Set exercise ▸
Wherever a line below holds the word "ListThree", copy that line.

....

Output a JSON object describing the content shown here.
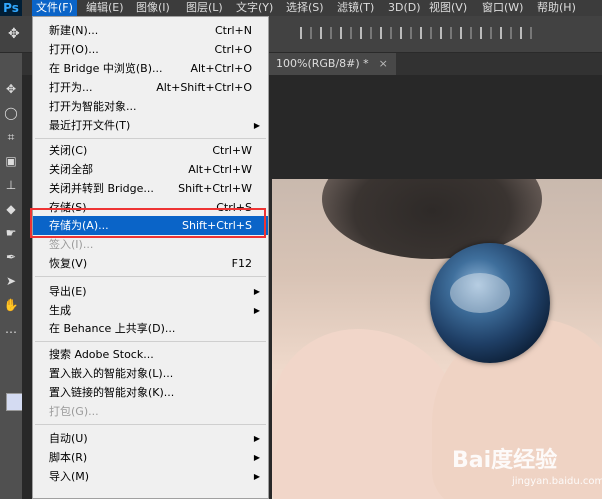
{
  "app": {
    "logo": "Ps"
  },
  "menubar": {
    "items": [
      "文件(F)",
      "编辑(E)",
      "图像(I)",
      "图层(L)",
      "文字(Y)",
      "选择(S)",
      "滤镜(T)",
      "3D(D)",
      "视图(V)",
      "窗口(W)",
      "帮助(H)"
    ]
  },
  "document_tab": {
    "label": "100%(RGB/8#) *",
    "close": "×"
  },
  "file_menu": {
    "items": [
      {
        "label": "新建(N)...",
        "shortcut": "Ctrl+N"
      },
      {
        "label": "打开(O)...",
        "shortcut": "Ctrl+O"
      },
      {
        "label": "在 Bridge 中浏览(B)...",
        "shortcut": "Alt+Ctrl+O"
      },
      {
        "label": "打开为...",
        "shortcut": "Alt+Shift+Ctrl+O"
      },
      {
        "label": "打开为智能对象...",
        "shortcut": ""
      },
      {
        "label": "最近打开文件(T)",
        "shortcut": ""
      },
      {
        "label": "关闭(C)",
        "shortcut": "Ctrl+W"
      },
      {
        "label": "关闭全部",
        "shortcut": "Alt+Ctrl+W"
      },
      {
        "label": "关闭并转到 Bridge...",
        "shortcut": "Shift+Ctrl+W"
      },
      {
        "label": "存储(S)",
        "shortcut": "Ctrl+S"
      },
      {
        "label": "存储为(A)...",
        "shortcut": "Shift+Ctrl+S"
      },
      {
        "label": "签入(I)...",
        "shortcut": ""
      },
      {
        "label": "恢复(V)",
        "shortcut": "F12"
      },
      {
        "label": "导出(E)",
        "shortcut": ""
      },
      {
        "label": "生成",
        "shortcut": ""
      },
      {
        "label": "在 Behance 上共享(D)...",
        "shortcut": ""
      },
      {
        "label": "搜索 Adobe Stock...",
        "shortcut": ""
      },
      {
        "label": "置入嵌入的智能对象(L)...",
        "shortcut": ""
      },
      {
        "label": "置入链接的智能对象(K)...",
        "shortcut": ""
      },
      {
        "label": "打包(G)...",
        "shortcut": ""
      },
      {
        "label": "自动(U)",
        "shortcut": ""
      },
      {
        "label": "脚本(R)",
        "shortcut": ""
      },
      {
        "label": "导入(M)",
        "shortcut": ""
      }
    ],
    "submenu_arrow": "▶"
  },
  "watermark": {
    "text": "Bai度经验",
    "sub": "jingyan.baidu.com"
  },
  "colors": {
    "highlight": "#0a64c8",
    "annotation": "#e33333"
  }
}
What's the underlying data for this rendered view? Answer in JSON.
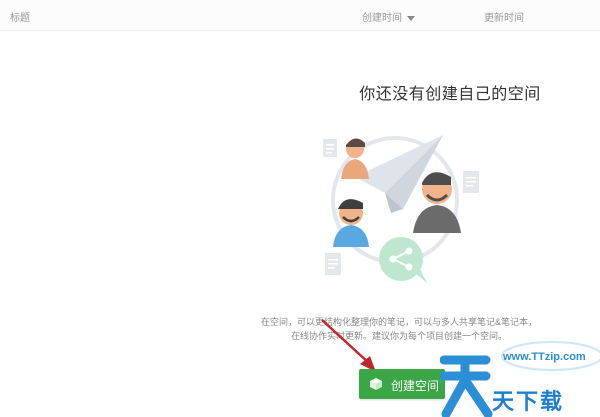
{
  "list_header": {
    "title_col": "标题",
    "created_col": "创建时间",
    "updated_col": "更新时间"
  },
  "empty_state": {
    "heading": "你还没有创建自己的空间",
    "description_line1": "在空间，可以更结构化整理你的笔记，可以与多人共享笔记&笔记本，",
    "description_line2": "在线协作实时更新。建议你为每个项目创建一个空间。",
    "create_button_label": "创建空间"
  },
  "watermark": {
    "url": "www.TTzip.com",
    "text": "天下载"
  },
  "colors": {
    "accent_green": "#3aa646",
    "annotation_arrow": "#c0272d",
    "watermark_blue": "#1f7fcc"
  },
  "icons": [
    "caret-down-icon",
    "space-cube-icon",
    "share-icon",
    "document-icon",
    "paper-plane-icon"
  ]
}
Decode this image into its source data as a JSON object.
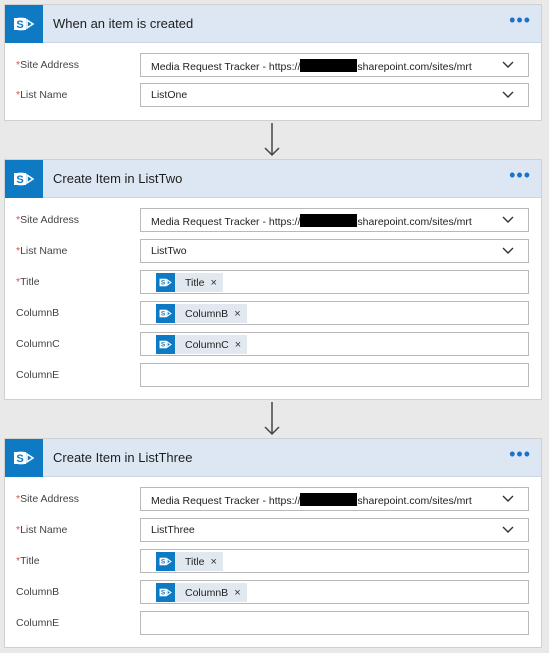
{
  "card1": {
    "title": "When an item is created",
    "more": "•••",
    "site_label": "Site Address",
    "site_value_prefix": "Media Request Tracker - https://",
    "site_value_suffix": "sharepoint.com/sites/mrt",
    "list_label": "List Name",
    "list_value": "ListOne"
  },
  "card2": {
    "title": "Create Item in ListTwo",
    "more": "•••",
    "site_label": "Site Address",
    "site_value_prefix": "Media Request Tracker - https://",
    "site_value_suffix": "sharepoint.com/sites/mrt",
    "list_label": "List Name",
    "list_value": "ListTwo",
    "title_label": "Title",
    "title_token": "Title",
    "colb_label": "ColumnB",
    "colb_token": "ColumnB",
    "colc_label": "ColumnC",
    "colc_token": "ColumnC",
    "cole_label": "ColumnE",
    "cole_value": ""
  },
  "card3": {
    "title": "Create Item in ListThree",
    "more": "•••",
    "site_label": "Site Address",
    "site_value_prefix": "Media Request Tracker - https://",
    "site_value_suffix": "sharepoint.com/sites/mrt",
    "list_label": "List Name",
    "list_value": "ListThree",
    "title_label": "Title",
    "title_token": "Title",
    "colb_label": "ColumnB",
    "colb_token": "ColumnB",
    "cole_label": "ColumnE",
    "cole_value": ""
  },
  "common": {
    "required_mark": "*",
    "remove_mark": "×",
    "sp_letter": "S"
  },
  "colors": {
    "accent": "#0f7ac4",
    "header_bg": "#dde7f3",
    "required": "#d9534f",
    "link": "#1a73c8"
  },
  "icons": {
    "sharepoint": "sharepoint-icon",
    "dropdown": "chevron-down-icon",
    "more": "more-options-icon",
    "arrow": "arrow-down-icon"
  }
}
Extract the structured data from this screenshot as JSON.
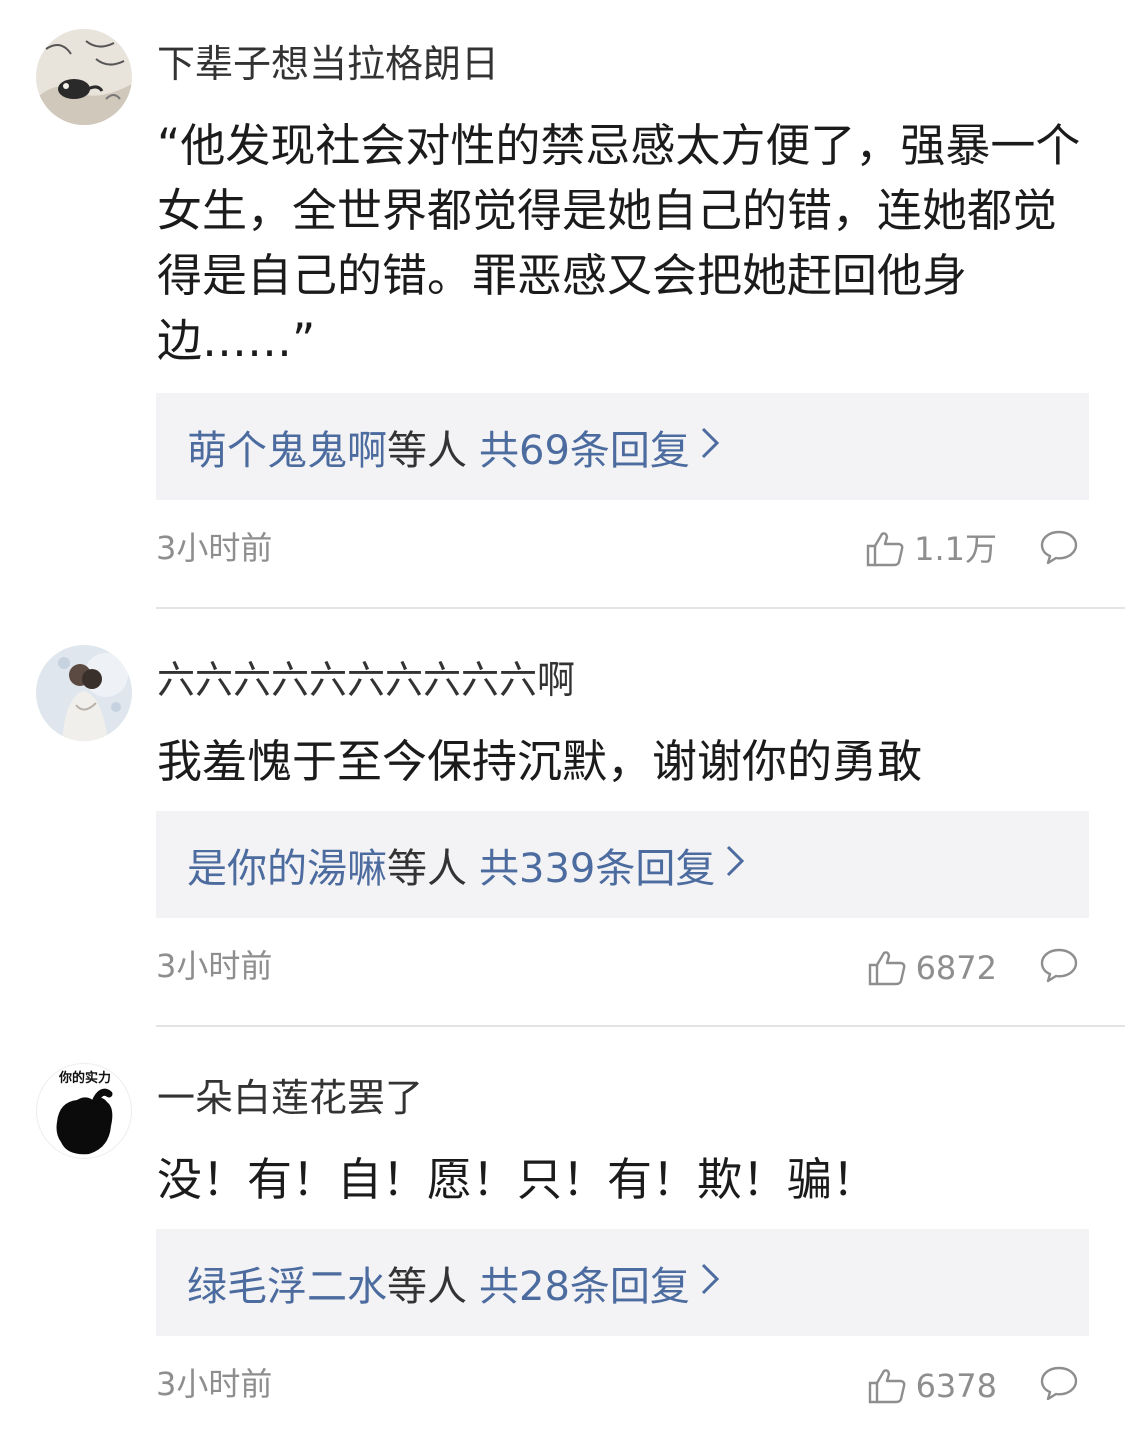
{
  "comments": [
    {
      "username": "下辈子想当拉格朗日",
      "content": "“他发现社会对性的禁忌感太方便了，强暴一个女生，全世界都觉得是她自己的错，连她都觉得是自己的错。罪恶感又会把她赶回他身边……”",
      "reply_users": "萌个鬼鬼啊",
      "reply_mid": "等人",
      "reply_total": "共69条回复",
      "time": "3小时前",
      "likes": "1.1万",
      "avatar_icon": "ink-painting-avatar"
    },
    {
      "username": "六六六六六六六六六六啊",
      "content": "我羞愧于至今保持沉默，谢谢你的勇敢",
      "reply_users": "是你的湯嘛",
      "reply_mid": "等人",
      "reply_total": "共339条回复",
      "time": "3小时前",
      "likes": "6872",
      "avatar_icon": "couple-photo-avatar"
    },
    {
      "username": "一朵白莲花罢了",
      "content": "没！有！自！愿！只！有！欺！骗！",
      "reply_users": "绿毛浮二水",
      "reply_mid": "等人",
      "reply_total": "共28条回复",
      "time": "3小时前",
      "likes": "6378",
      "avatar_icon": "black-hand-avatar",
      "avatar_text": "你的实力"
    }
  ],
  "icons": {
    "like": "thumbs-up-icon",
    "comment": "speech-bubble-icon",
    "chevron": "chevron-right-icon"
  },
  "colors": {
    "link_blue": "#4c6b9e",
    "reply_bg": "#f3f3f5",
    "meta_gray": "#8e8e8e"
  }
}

....

Answer to the task ▸
    "title": "Create Item in ListThree",
    "list_value": "ListThree",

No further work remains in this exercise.